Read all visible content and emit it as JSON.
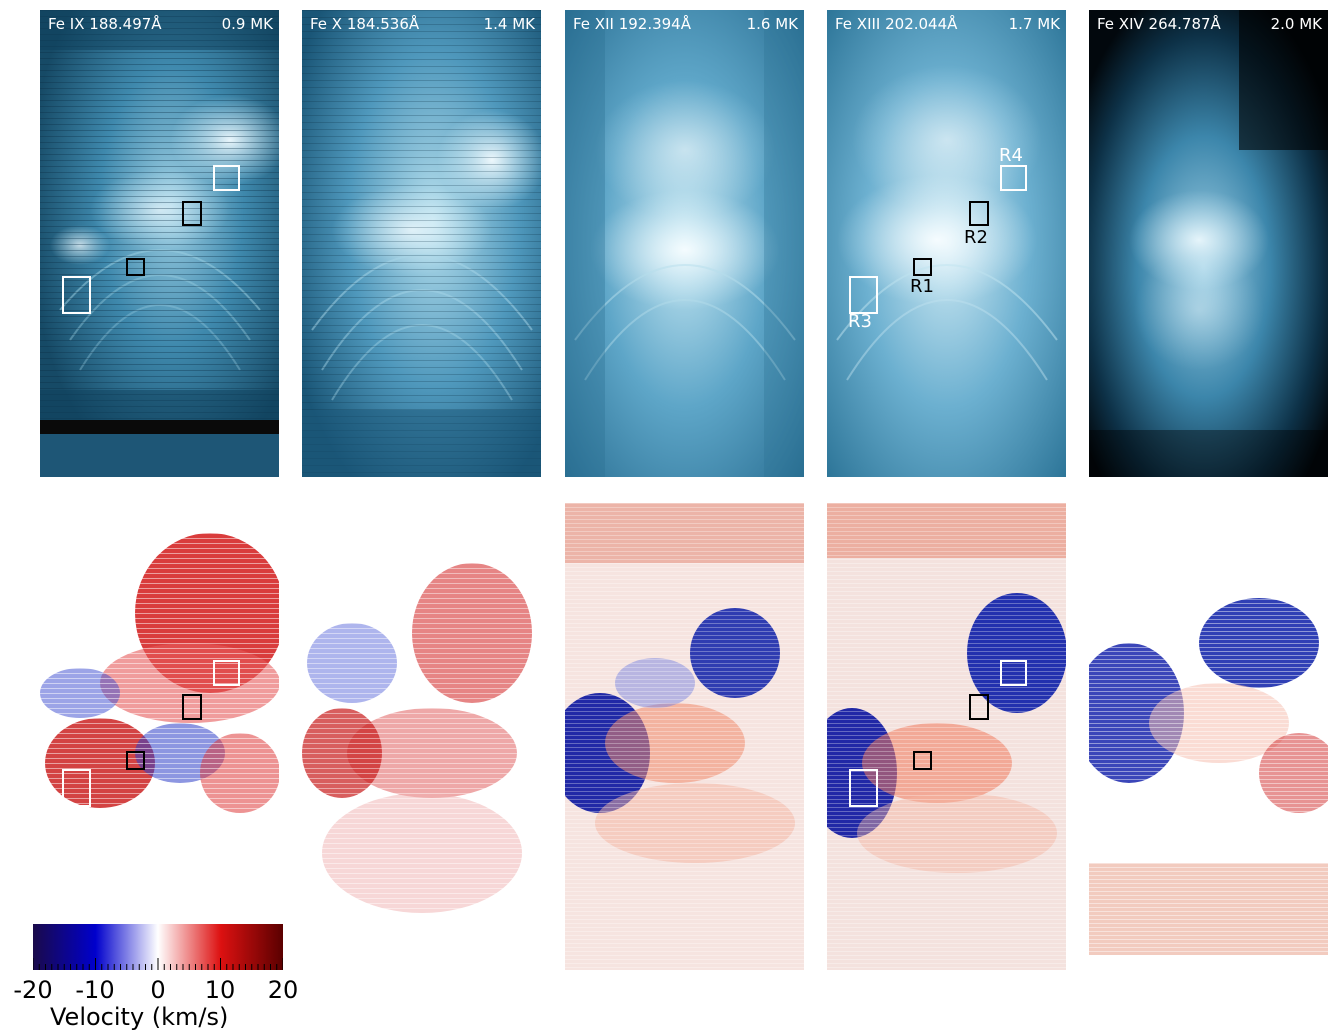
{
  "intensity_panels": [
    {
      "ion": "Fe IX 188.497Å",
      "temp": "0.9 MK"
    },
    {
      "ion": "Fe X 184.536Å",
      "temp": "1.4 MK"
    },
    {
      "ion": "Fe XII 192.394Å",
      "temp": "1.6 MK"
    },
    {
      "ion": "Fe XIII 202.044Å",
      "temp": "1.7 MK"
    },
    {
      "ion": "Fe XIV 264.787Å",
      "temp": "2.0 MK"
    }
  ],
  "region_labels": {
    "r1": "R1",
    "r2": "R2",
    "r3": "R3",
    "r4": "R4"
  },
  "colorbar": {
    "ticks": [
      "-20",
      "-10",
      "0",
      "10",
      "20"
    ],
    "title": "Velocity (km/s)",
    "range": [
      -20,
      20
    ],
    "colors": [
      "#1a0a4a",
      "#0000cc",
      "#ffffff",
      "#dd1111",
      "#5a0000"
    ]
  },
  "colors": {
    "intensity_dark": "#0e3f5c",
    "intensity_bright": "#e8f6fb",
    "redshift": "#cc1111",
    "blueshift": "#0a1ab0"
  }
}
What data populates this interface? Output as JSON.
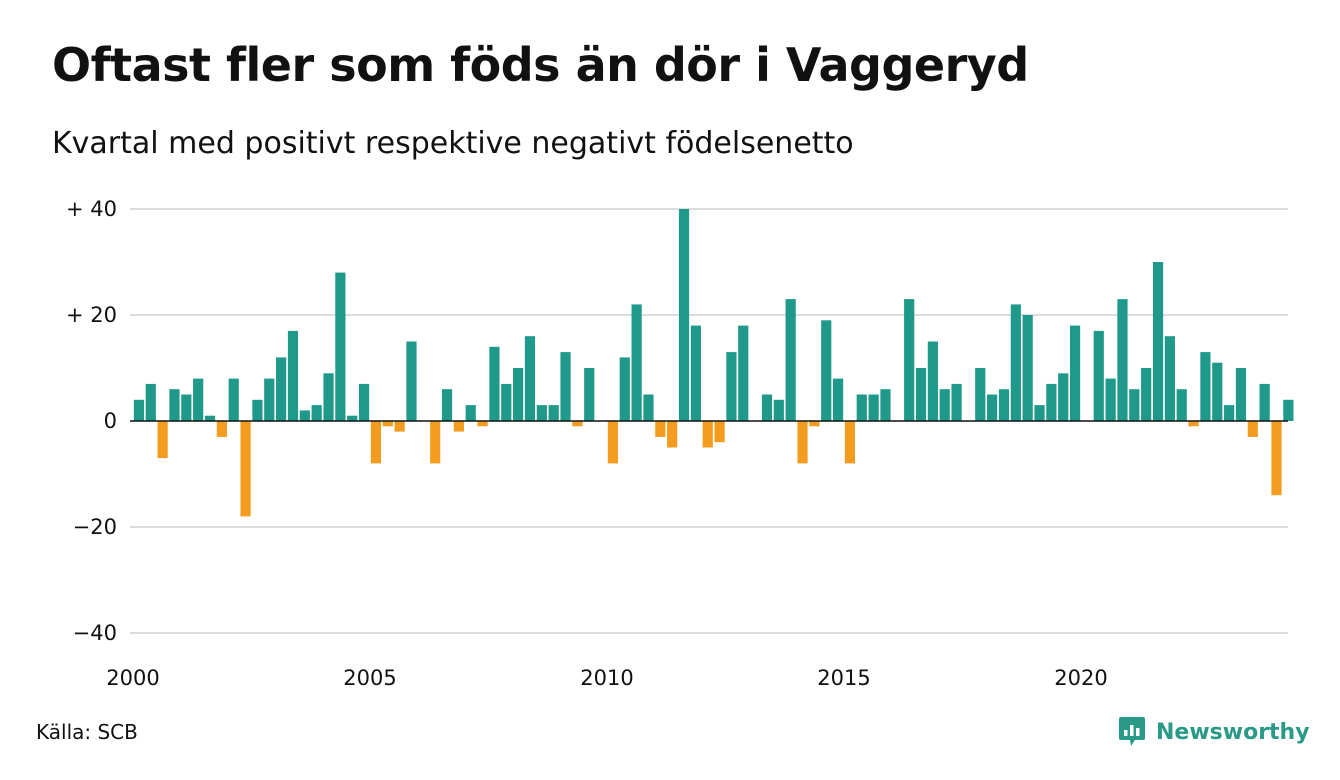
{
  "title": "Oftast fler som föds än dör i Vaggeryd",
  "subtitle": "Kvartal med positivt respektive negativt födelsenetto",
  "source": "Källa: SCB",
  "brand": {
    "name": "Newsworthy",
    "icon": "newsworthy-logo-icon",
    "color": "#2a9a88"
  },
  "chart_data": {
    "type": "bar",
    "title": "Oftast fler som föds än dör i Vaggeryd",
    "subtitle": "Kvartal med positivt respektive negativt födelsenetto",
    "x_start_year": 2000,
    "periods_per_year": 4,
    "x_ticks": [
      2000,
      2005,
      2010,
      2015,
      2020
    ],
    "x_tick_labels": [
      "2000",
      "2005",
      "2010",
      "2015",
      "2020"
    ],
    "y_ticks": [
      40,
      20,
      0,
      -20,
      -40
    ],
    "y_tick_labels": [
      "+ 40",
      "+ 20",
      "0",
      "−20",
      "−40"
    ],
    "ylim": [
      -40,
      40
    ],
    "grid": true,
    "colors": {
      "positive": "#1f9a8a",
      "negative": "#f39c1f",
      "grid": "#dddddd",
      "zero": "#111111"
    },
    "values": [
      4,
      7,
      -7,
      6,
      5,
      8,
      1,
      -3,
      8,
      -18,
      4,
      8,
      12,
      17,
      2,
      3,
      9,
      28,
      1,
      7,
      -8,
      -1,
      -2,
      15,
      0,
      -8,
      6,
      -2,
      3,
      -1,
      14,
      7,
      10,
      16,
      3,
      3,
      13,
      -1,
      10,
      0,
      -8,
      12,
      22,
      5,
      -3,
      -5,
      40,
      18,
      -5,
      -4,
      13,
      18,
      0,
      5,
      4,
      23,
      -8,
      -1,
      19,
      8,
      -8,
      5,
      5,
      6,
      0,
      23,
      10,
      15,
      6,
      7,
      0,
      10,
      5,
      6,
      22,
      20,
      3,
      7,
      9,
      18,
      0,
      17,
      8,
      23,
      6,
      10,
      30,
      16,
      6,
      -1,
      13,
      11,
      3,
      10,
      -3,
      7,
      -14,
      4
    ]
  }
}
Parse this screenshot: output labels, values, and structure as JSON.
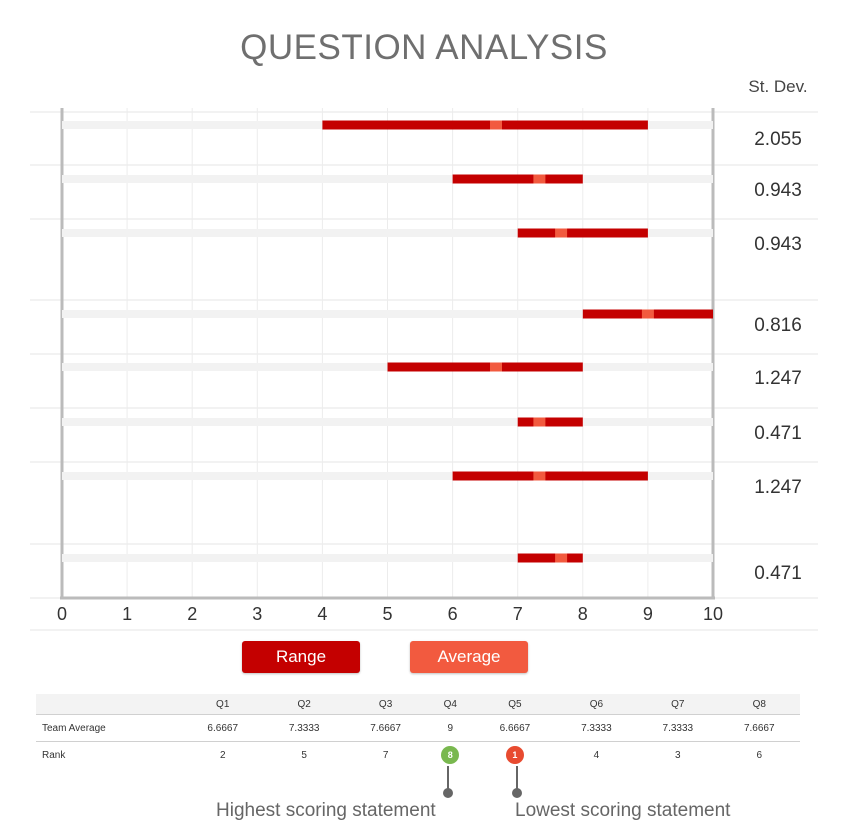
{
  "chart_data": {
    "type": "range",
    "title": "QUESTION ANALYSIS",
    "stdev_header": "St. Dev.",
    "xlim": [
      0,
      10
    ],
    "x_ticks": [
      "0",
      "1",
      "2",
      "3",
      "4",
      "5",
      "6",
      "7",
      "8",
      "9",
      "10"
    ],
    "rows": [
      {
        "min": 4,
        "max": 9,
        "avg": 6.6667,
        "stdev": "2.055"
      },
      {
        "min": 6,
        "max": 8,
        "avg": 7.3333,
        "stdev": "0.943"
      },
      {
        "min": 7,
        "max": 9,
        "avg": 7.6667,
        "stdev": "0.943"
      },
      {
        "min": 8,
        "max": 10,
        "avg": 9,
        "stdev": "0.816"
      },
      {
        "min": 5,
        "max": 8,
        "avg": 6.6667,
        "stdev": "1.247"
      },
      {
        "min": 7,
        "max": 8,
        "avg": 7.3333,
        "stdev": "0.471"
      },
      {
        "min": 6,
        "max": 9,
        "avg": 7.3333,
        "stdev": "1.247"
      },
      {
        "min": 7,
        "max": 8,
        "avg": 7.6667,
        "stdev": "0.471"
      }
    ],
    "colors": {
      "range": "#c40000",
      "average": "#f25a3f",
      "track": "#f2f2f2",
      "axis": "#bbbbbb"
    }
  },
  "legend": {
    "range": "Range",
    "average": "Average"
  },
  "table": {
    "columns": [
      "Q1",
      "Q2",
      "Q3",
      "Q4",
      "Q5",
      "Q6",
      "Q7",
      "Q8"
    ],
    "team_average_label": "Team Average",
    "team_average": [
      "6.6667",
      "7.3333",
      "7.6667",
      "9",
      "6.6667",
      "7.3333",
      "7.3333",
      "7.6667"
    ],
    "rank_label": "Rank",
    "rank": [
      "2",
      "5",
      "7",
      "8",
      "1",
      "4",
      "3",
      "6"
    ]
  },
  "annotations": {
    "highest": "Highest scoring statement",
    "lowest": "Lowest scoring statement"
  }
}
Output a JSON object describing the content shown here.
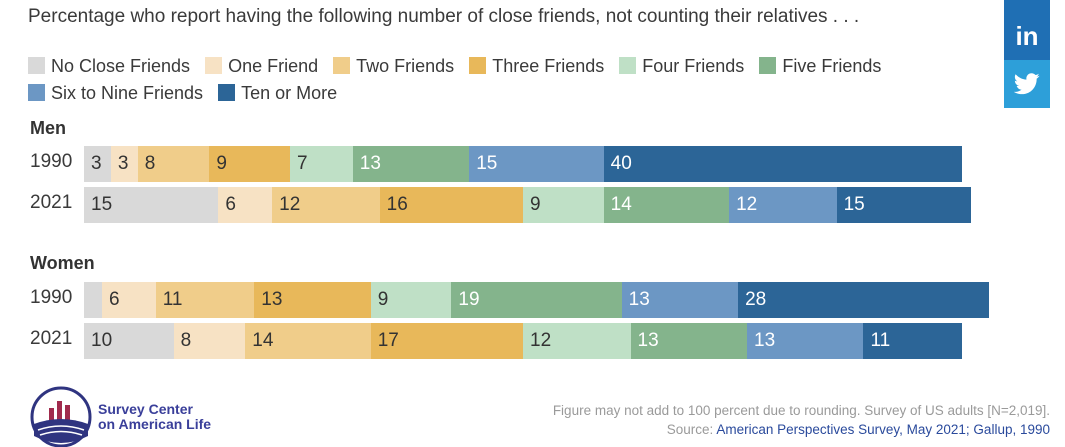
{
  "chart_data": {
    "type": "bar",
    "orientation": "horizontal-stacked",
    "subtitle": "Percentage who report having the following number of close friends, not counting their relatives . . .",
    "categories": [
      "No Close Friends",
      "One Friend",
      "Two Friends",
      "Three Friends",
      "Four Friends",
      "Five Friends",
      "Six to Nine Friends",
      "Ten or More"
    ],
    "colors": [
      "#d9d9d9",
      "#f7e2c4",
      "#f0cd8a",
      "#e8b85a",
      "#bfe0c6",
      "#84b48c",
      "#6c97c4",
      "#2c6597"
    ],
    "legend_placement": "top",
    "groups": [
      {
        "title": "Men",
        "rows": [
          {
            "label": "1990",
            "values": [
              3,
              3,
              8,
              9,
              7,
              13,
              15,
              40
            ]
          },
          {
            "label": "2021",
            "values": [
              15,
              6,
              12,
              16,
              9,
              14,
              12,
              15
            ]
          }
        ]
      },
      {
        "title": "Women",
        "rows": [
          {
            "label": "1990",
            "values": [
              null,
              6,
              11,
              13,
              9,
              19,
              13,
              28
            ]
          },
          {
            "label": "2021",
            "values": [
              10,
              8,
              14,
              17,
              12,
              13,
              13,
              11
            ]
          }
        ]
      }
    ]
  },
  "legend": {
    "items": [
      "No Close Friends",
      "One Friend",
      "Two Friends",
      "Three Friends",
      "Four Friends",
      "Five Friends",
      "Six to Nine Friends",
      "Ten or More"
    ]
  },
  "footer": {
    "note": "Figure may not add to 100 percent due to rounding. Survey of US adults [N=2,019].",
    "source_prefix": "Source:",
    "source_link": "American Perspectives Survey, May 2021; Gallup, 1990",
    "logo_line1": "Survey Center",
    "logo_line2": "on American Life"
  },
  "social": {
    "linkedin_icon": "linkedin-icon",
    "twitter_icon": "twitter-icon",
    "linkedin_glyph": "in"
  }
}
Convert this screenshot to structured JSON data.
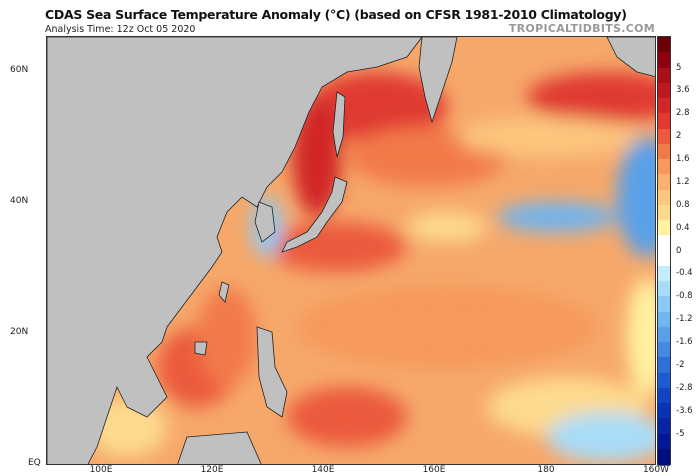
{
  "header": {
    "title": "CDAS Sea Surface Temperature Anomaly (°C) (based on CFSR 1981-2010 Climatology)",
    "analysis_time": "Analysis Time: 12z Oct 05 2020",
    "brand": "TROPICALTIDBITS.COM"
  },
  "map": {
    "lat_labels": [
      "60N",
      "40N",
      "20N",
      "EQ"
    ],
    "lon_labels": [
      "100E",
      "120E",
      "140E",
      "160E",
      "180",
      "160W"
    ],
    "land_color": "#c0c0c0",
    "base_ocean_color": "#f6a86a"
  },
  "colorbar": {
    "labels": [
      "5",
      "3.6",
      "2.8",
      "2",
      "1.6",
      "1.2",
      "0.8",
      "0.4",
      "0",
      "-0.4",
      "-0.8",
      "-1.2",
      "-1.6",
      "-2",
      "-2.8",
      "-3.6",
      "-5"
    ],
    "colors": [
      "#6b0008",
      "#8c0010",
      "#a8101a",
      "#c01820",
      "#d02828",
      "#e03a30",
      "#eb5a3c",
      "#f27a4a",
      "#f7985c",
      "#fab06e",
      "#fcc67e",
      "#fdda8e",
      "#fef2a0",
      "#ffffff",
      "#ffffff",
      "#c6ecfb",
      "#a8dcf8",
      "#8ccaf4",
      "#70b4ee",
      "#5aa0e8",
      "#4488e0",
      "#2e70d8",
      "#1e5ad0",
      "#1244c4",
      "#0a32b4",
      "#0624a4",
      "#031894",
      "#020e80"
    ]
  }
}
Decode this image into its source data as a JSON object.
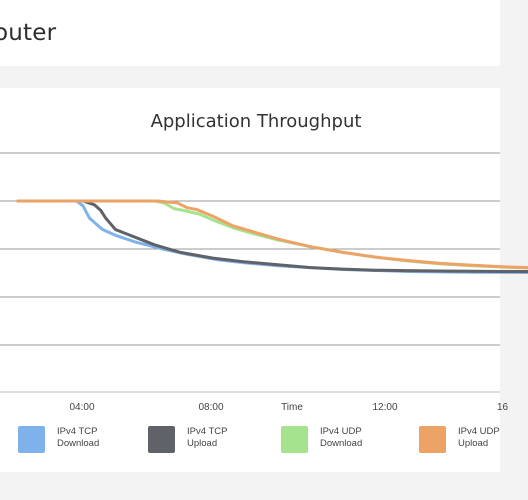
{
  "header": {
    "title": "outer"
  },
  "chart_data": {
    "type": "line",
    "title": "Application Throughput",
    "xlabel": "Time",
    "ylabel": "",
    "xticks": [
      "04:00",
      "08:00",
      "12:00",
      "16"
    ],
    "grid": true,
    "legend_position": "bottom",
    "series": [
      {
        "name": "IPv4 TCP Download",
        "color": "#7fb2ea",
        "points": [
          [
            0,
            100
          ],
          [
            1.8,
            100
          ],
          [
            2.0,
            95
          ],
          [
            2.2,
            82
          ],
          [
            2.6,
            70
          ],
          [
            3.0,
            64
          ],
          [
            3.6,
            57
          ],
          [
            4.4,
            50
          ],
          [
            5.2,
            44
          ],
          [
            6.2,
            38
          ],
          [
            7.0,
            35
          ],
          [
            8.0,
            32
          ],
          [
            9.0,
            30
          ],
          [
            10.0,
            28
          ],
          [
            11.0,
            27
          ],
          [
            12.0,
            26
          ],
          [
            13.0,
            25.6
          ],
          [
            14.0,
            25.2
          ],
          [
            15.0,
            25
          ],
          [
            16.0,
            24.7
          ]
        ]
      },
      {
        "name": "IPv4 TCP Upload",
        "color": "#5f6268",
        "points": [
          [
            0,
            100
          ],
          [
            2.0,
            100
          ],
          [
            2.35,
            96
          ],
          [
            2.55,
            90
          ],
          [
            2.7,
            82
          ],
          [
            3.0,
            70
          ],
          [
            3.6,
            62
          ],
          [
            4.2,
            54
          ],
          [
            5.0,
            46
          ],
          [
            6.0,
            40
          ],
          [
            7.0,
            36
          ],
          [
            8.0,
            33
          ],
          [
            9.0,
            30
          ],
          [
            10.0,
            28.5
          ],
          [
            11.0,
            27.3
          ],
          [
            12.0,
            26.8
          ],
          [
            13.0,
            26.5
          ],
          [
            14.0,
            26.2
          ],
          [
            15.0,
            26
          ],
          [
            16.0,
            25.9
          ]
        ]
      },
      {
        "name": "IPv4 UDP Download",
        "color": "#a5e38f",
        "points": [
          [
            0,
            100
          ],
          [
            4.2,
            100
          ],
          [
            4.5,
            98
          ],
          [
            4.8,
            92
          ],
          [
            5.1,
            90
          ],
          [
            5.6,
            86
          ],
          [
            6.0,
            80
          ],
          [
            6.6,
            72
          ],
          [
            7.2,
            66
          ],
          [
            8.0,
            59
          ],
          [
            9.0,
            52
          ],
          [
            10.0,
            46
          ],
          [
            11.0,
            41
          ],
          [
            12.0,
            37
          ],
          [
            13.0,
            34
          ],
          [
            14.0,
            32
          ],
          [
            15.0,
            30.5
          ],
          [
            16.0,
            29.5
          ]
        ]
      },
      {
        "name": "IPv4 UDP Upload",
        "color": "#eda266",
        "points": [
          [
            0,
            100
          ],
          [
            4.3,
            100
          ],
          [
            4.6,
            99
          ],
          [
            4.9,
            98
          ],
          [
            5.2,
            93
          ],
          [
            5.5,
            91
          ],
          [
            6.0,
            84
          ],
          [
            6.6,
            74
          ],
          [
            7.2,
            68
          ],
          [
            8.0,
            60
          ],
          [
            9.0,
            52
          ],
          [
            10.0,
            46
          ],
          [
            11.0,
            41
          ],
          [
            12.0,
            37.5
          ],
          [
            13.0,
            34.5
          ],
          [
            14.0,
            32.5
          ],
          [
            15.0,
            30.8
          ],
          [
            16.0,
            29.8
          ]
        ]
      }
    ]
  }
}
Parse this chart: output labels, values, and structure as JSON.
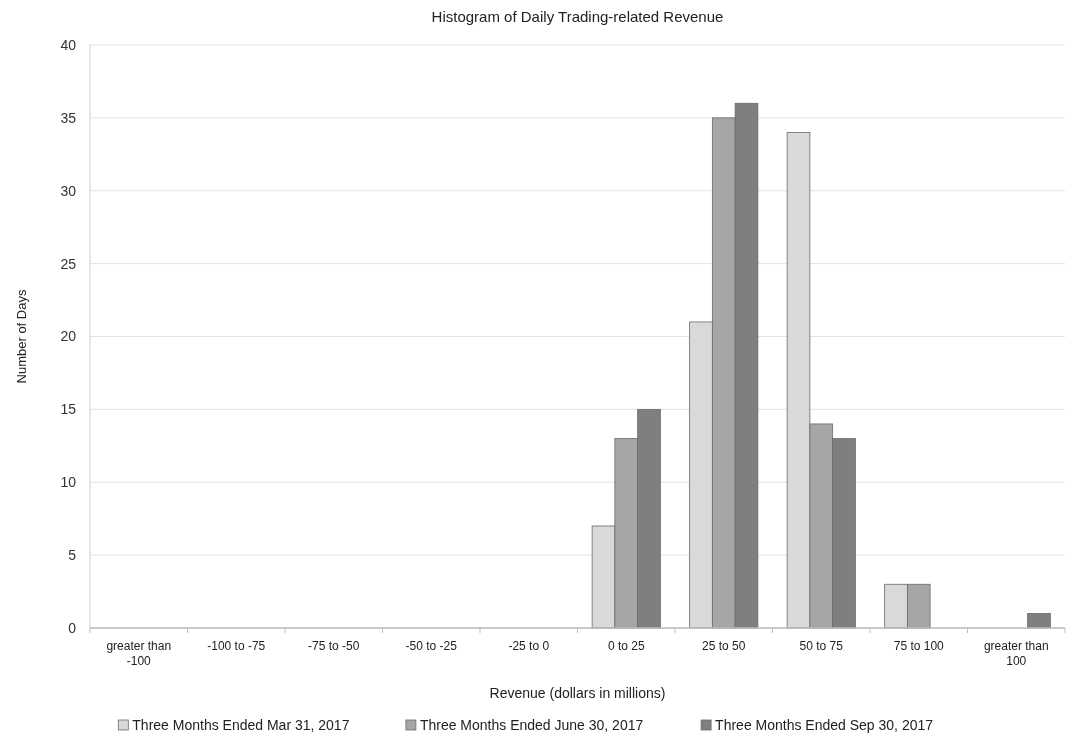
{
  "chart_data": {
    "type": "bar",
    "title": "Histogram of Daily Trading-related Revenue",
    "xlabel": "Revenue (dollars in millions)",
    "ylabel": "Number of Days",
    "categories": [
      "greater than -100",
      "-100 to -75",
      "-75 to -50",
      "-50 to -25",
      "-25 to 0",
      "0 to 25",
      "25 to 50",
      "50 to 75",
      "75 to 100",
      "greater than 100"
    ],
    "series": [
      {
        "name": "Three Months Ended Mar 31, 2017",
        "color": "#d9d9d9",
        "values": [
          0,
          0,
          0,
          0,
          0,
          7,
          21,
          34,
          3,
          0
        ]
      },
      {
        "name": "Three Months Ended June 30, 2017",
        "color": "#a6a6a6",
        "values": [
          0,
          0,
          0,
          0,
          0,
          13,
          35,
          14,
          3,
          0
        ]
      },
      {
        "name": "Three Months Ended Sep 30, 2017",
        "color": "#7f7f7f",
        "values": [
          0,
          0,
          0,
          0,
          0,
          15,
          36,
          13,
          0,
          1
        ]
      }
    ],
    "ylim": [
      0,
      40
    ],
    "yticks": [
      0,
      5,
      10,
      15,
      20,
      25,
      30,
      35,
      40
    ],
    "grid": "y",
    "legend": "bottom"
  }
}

——

Copy each line containing the word "Download" from the data.

        "name": "IPv4 TCP Download",
        "name": "IPv4 UDP Download",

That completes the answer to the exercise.